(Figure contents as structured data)
************

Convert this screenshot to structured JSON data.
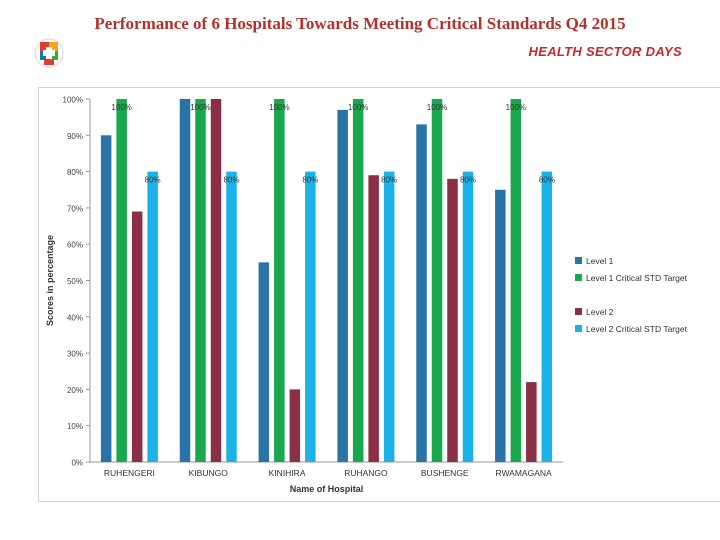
{
  "header": {
    "title": "Performance of 6 Hospitals Towards Meeting Critical Standards Q4 2015",
    "brand": "HEALTH SECTOR DAYS"
  },
  "colors": {
    "level1": "#2a73a6",
    "level1_target": "#19a84e",
    "level2": "#8a2f45",
    "level2_target": "#1ab2e8",
    "title": "#b5302a",
    "brand": "#c8272b"
  },
  "chart_data": {
    "type": "bar",
    "title": "Performance of 6 Hospitals Towards Meeting Critical Standards Q4 2015",
    "xlabel": "Name of Hospital",
    "ylabel": "Scores in percentage",
    "ylim": [
      0,
      100
    ],
    "yticks": [
      0,
      10,
      20,
      30,
      40,
      50,
      60,
      70,
      80,
      90,
      100
    ],
    "ytick_labels": [
      "0%",
      "10%",
      "20%",
      "30%",
      "40%",
      "50%",
      "60%",
      "70%",
      "80%",
      "90%",
      "100%"
    ],
    "grid": false,
    "legend_position": "right",
    "categories": [
      "RUHENGERI",
      "KIBUNGO",
      "KINIHIRA",
      "RUHANGO",
      "BUSHENGE",
      "RWAMAGANA"
    ],
    "series": [
      {
        "name": "Level 1",
        "values": [
          90,
          100,
          55,
          97,
          93,
          75
        ]
      },
      {
        "name": "Level 1 Critical STD Target",
        "values": [
          100,
          100,
          100,
          100,
          100,
          100
        ]
      },
      {
        "name": "Level 2",
        "values": [
          69,
          100,
          20,
          79,
          78,
          22
        ]
      },
      {
        "name": "Level 2 Critical STD Target",
        "values": [
          80,
          80,
          80,
          80,
          80,
          80
        ]
      }
    ],
    "data_labels": {
      "level1_target": "100%",
      "level2_target": "80%"
    }
  }
}
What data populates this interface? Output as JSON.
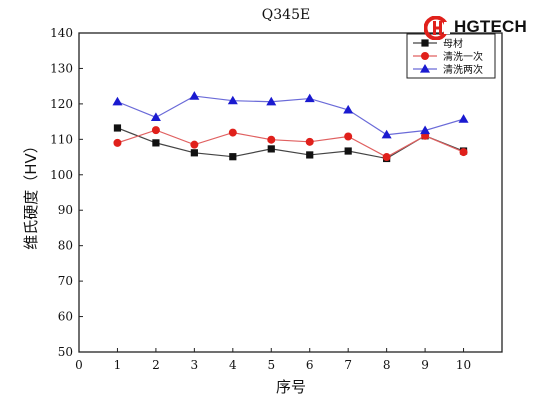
{
  "brand": {
    "name": "HGTECH",
    "color": "#e0201b"
  },
  "chart_data": {
    "type": "line",
    "title": "Q345E",
    "xlabel": "序号",
    "ylabel": "维氏硬度（HV）",
    "xlim": [
      0,
      11
    ],
    "ylim": [
      50,
      140
    ],
    "xticks": [
      0,
      1,
      2,
      3,
      4,
      5,
      6,
      7,
      8,
      9,
      10
    ],
    "yticks": [
      50,
      60,
      70,
      80,
      90,
      100,
      110,
      120,
      130,
      140
    ],
    "grid": false,
    "legend_position": "top-right",
    "x": [
      1,
      2,
      3,
      4,
      5,
      6,
      7,
      8,
      9,
      10
    ],
    "series": [
      {
        "name": "母材",
        "marker": "square",
        "color": "#111111",
        "line_color": "#444444",
        "values": [
          113.2,
          109.0,
          106.2,
          105.1,
          107.3,
          105.6,
          106.7,
          104.6,
          111.0,
          106.7
        ]
      },
      {
        "name": "清洗一次",
        "marker": "circle",
        "color": "#e0201b",
        "line_color": "#e06060",
        "values": [
          109.0,
          112.6,
          108.5,
          111.9,
          109.9,
          109.3,
          110.8,
          105.0,
          111.0,
          106.4
        ]
      },
      {
        "name": "清洗两次",
        "marker": "triangle",
        "color": "#1a1ad0",
        "line_color": "#6a6ad8",
        "values": [
          120.6,
          116.2,
          122.2,
          120.9,
          120.6,
          121.5,
          118.3,
          111.3,
          112.5,
          115.7
        ]
      }
    ]
  }
}
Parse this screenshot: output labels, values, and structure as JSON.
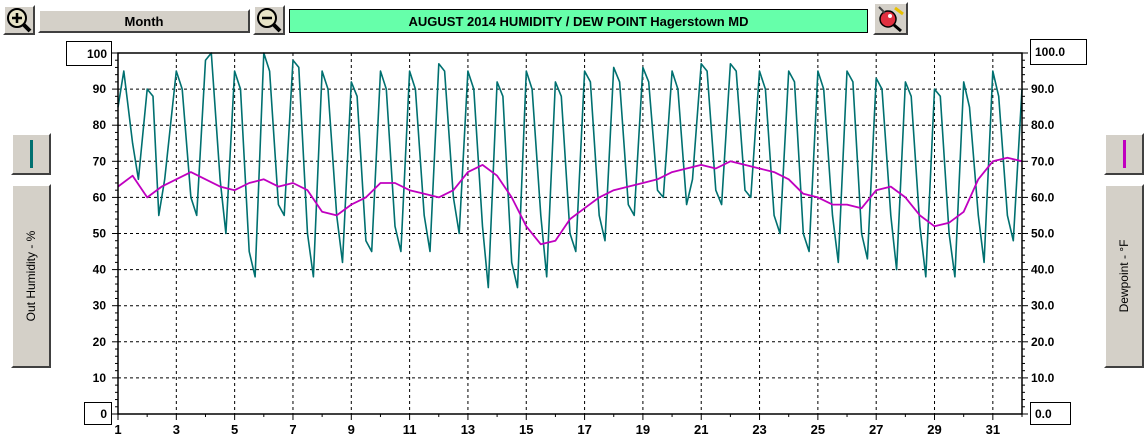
{
  "toolbar": {
    "zoom_in_icon": "magnifier-plus-icon",
    "period_label": "Month",
    "zoom_out_icon": "magnifier-minus-icon",
    "title": "AUGUST  2014  HUMIDITY / DEW POINT  Hagerstown MD",
    "settings_icon": "magnifier-wand-icon"
  },
  "left_axis": {
    "top_box": "100",
    "bottom_box": "0",
    "label": "Out Humidity - %",
    "color_swatch": "#007070"
  },
  "right_axis": {
    "top_box": "100.0",
    "bottom_box": "0.0",
    "label": "Dewpoint - °F",
    "color_swatch": "#c000c0"
  },
  "chart_data": {
    "type": "line",
    "title": "AUGUST  2014  HUMIDITY / DEW POINT  Hagerstown MD",
    "xlabel": "",
    "ylabel_left": "Out Humidity - %",
    "ylabel_right": "Dewpoint - °F",
    "xlim": [
      1,
      32
    ],
    "ylim": [
      0,
      100
    ],
    "grid": true,
    "x_ticks": [
      "1",
      "3",
      "5",
      "7",
      "9",
      "11",
      "13",
      "15",
      "17",
      "19",
      "21",
      "23",
      "25",
      "27",
      "29",
      "31"
    ],
    "y_ticks_left": [
      "10",
      "20",
      "30",
      "40",
      "50",
      "60",
      "70",
      "80",
      "90"
    ],
    "y_ticks_right": [
      "10.0",
      "20.0",
      "30.0",
      "40.0",
      "50.0",
      "60.0",
      "70.0",
      "80.0",
      "90.0"
    ],
    "series": [
      {
        "name": "Out Humidity - %",
        "color": "#007070",
        "x": [
          1.0,
          1.2,
          1.5,
          1.7,
          2.0,
          2.2,
          2.4,
          2.6,
          3.0,
          3.2,
          3.5,
          3.7,
          4.0,
          4.2,
          4.5,
          4.7,
          5.0,
          5.2,
          5.5,
          5.7,
          6.0,
          6.2,
          6.5,
          6.7,
          7.0,
          7.2,
          7.5,
          7.7,
          8.0,
          8.2,
          8.5,
          8.7,
          9.0,
          9.2,
          9.5,
          9.7,
          10.0,
          10.2,
          10.5,
          10.7,
          11.0,
          11.2,
          11.5,
          11.7,
          12.0,
          12.2,
          12.5,
          12.7,
          13.0,
          13.2,
          13.5,
          13.7,
          14.0,
          14.2,
          14.5,
          14.7,
          15.0,
          15.2,
          15.5,
          15.7,
          16.0,
          16.2,
          16.5,
          16.7,
          17.0,
          17.2,
          17.5,
          17.7,
          18.0,
          18.2,
          18.5,
          18.7,
          19.0,
          19.2,
          19.5,
          19.7,
          20.0,
          20.2,
          20.5,
          20.7,
          21.0,
          21.2,
          21.5,
          21.7,
          22.0,
          22.2,
          22.5,
          22.7,
          23.0,
          23.2,
          23.5,
          23.7,
          24.0,
          24.2,
          24.5,
          24.7,
          25.0,
          25.2,
          25.5,
          25.7,
          26.0,
          26.2,
          26.5,
          26.7,
          27.0,
          27.2,
          27.5,
          27.7,
          28.0,
          28.2,
          28.5,
          28.7,
          29.0,
          29.2,
          29.5,
          29.7,
          30.0,
          30.2,
          30.5,
          30.7,
          31.0,
          31.2,
          31.5,
          31.7,
          32.0
        ],
        "values": [
          85,
          95,
          75,
          65,
          90,
          88,
          55,
          65,
          95,
          90,
          60,
          55,
          98,
          100,
          65,
          50,
          95,
          90,
          45,
          38,
          100,
          95,
          58,
          55,
          98,
          96,
          50,
          38,
          95,
          90,
          55,
          42,
          92,
          88,
          48,
          45,
          95,
          90,
          52,
          45,
          95,
          90,
          55,
          45,
          97,
          95,
          60,
          50,
          95,
          90,
          52,
          35,
          92,
          88,
          42,
          35,
          95,
          90,
          55,
          38,
          92,
          88,
          50,
          45,
          95,
          92,
          55,
          48,
          96,
          92,
          58,
          55,
          96,
          92,
          62,
          60,
          95,
          90,
          58,
          65,
          97,
          95,
          62,
          58,
          97,
          95,
          62,
          60,
          95,
          90,
          55,
          50,
          95,
          92,
          50,
          45,
          95,
          90,
          55,
          42,
          95,
          92,
          50,
          43,
          93,
          90,
          55,
          40,
          92,
          88,
          52,
          38,
          90,
          88,
          50,
          38,
          92,
          85,
          55,
          42,
          95,
          88,
          55,
          48,
          90
        ]
      },
      {
        "name": "Dewpoint - °F",
        "color": "#c000c0",
        "x": [
          1.0,
          1.5,
          2.0,
          2.5,
          3.0,
          3.5,
          4.0,
          4.5,
          5.0,
          5.5,
          6.0,
          6.5,
          7.0,
          7.5,
          8.0,
          8.5,
          9.0,
          9.5,
          10.0,
          10.5,
          11.0,
          11.5,
          12.0,
          12.5,
          13.0,
          13.5,
          14.0,
          14.5,
          15.0,
          15.5,
          16.0,
          16.5,
          17.0,
          17.5,
          18.0,
          18.5,
          19.0,
          19.5,
          20.0,
          20.5,
          21.0,
          21.5,
          22.0,
          22.5,
          23.0,
          23.5,
          24.0,
          24.5,
          25.0,
          25.5,
          26.0,
          26.5,
          27.0,
          27.5,
          28.0,
          28.5,
          29.0,
          29.5,
          30.0,
          30.5,
          31.0,
          31.5,
          32.0
        ],
        "values": [
          63,
          66,
          60,
          63,
          65,
          67,
          65,
          63,
          62,
          64,
          65,
          63,
          64,
          62,
          56,
          55,
          58,
          60,
          64,
          64,
          62,
          61,
          60,
          62,
          67,
          69,
          66,
          60,
          52,
          47,
          48,
          54,
          57,
          60,
          62,
          63,
          64,
          65,
          67,
          68,
          69,
          68,
          70,
          69,
          68,
          67,
          65,
          61,
          60,
          58,
          58,
          57,
          62,
          63,
          60,
          55,
          52,
          53,
          56,
          65,
          70,
          71,
          70
        ]
      }
    ]
  }
}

************

Work to complete ->
Where a line contains "magnifier", copy that line.

Worked solution ->
    "zoom_in_icon": "magnifier-plus-icon",
    "zoom_out_icon": "magnifier-minus-icon",
    "settings_icon": "magnifier-wand-icon"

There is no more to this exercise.